[Start of INFORMATION SUPPLIED]

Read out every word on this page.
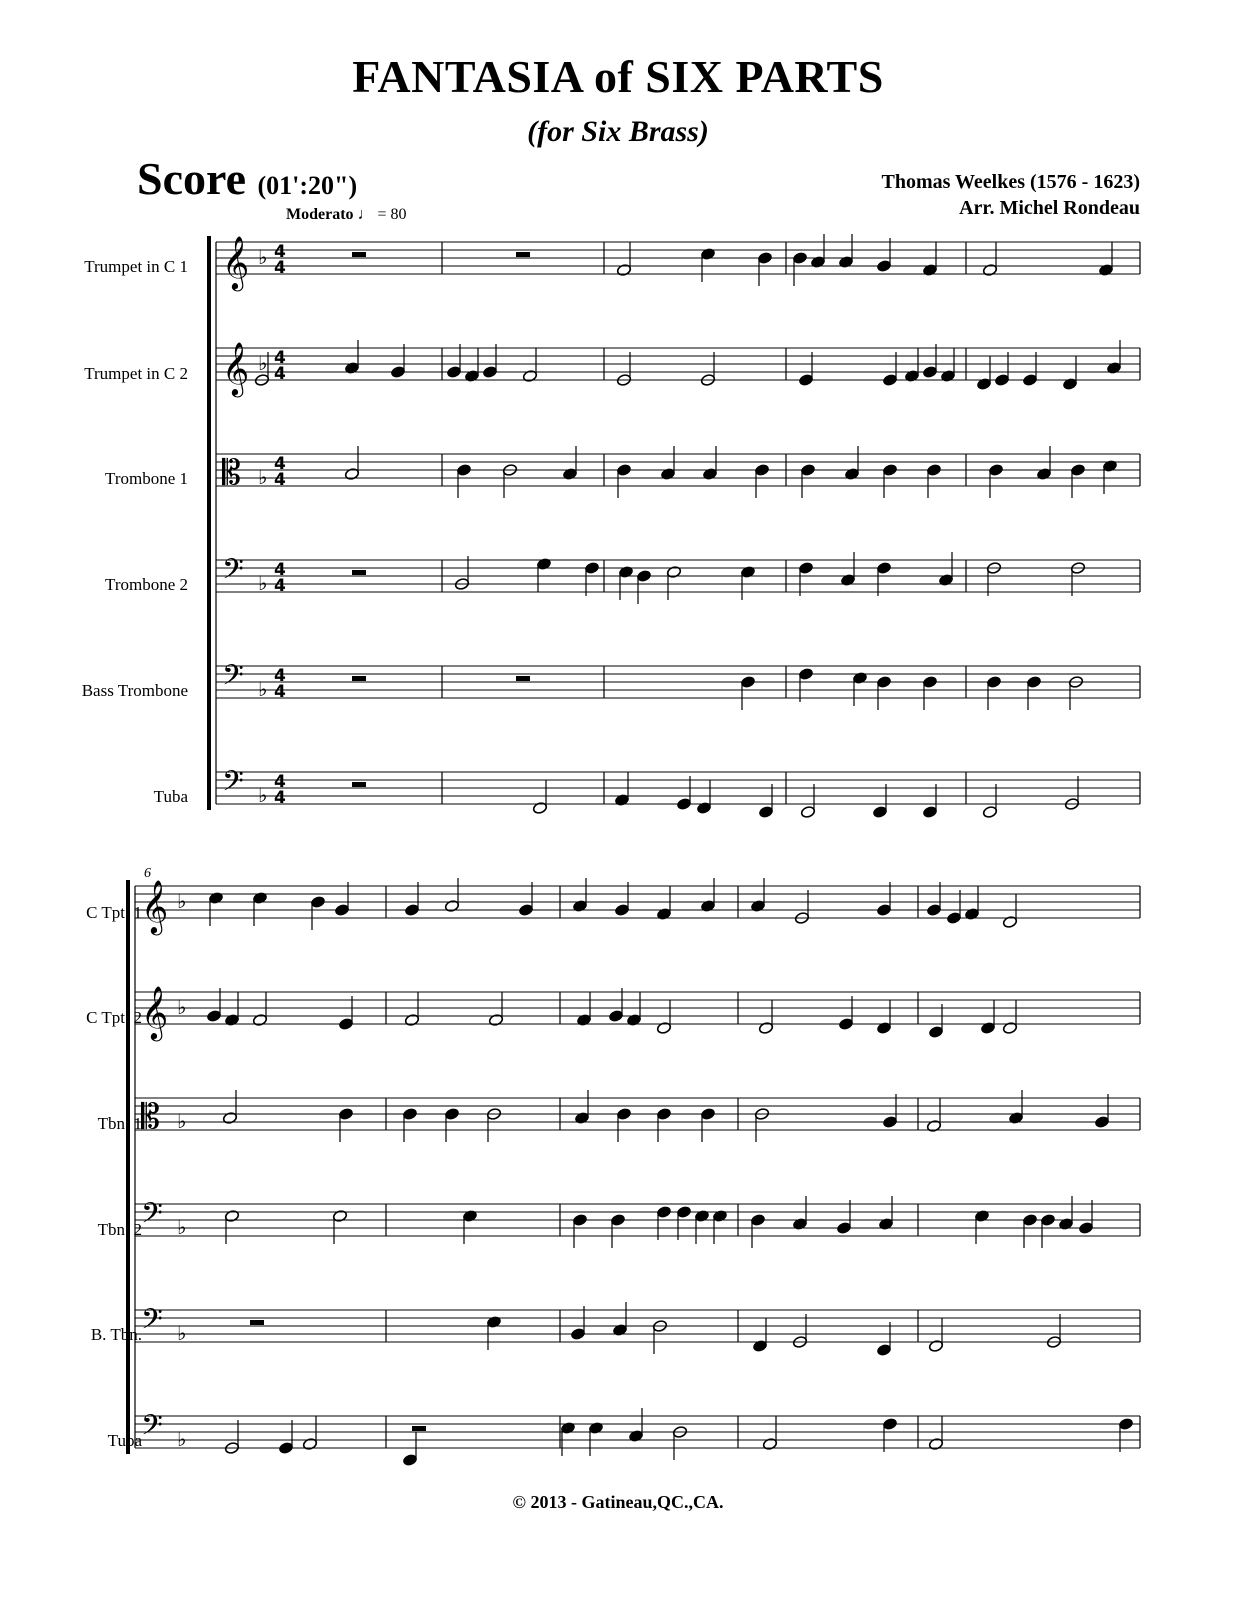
FANTASIA of SIX PARTS
(for Six Brass)
Score (01':20")	Thomas Weelkes (1576 - 1623)
Arr. Michel Rondeau
Moderato ♩ = 80
Trumpet in C 1
Trumpet in C 2
Trombone 1
Trombone 2
Bass Trombone
Tuba
6
C Tpt. 1
C Tpt. 2
Tbn. 1
Tbn. 2
B. Tbn.
Tuba
© 2013 - Gatineau,QC.,CA.
𝄞 ♭ 4
4
𝄞 ♭ 4
4
𝄡 ♭
4
4
𝄢 ♭
4
4
𝄢 ♭
4
4
𝄢 ♭
4
4
𝄞 ♭
𝄞 ♭
𝄡 ♭
𝄢 ♭
𝄢 ♭
𝄢 ♭
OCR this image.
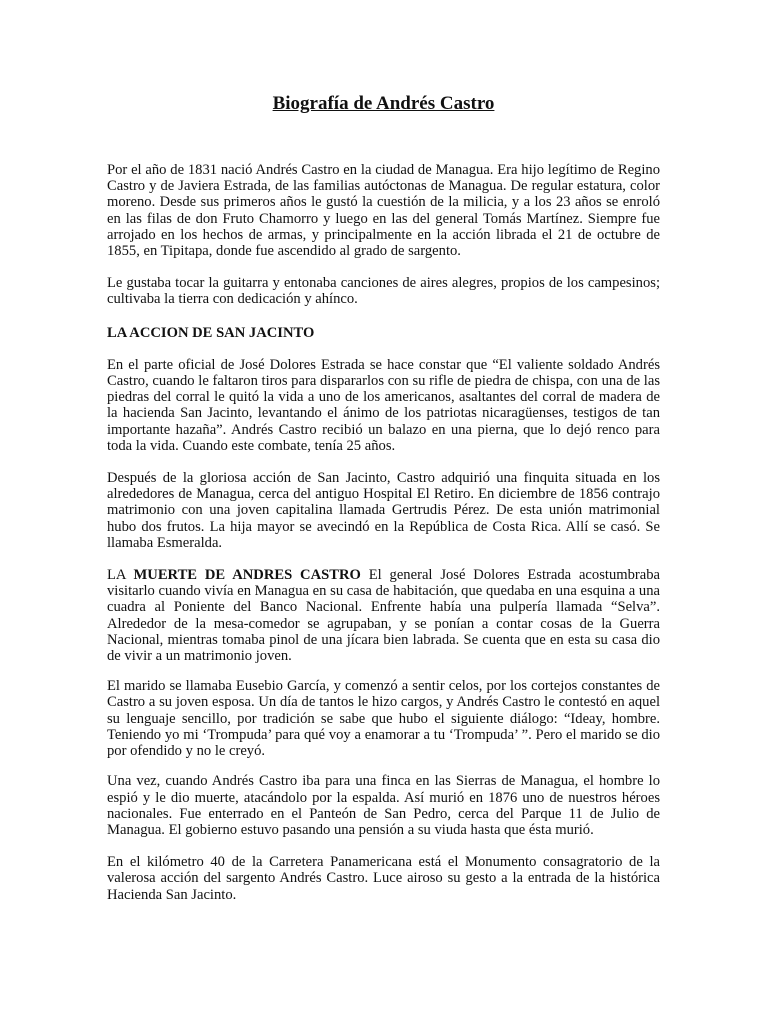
Biografía de Andrés Castro

Por el año de 1831 nació Andrés Castro en la ciudad de Managua. Era hijo legítimo de Regino Castro y de Javiera Estrada, de las familias autóctonas de Managua. De regular estatura, color moreno. Desde sus primeros años le gustó la cuestión de la milicia, y a los 23 años se enroló en las filas de don Fruto Chamorro y luego en las del general Tomás Martínez. Siempre fue arrojado en los hechos de armas, y principalmente en la acción librada el 21 de octubre de 1855, en Tipitapa, donde fue ascendido al grado de sargento.

Le gustaba tocar la guitarra y entonaba canciones de aires alegres, propios de los campesinos; cultivaba la tierra con dedicación y ahínco.

LA ACCION DE SAN JACINTO

En el parte oficial de José Dolores Estrada se hace constar que “El valiente soldado Andrés Castro, cuando le faltaron tiros para dispararlos con su rifle de piedra de chispa, con una de las piedras del corral le quitó la vida a uno de los americanos, asaltantes del corral de madera de la hacienda San Jacinto, levantando el ánimo de los patriotas nicaragüenses, testigos de tan importante hazaña”. Andrés Castro recibió un balazo en una pierna, que lo dejó renco para toda la vida. Cuando este combate, tenía 25 años.

Después de la gloriosa acción de San Jacinto, Castro adquirió una finquita situada en los alrededores de Managua, cerca del antiguo Hospital El Retiro. En diciembre de 1856 contrajo matrimonio con una joven capitalina llamada Gertrudis Pérez. De esta unión matrimonial hubo dos frutos. La hija mayor se avecindó en la República de Costa Rica. Allí se casó. Se llamaba Esmeralda.

LA MUERTE DE ANDRES CASTRO El general José Dolores Estrada acostumbraba visitarlo cuando vivía en Managua en su casa de habitación, que quedaba en una esquina a una cuadra al Poniente del Banco Nacional. Enfrente había una pulpería llamada “Selva”. Alrededor de la mesa-comedor se agrupaban, y se ponían a contar cosas de la Guerra Nacional, mientras tomaba pinol de una jícara bien labrada. Se cuenta que en esta su casa dio de vivir a un matrimonio joven.

El marido se llamaba Eusebio García, y comenzó a sentir celos, por los cortejos constantes de Castro a su joven esposa. Un día de tantos le hizo cargos, y Andrés Castro le contestó en aquel su lenguaje sencillo, por tradición se sabe que hubo el siguiente diálogo: “Ideay, hombre. Teniendo yo mi ‘Trompuda’ para qué voy a enamorar a tu ‘Trompuda’ ”. Pero el marido se dio por ofendido y no le creyó.

Una vez, cuando Andrés Castro iba para una finca en las Sierras de Managua, el hombre lo espió y le dio muerte, atacándolo por la espalda. Así murió en 1876 uno de nuestros héroes nacionales. Fue enterrado en el Panteón de San Pedro, cerca del Parque 11 de Julio de Managua. El gobierno estuvo pasando una pensión a su viuda hasta que ésta murió.

En el kilómetro 40 de la Carretera Panamericana está el Monumento consagratorio de la valerosa acción del sargento Andrés Castro. Luce airoso su gesto a la entrada de la histórica Hacienda San Jacinto.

[End of INFORMATION SUPPLIED]

#### [WHAT IS NEEDED]
Select every line of the records holding the string "this".

#### [EXERCISE ANSWER]
Read out every word on this page.
OCR this image.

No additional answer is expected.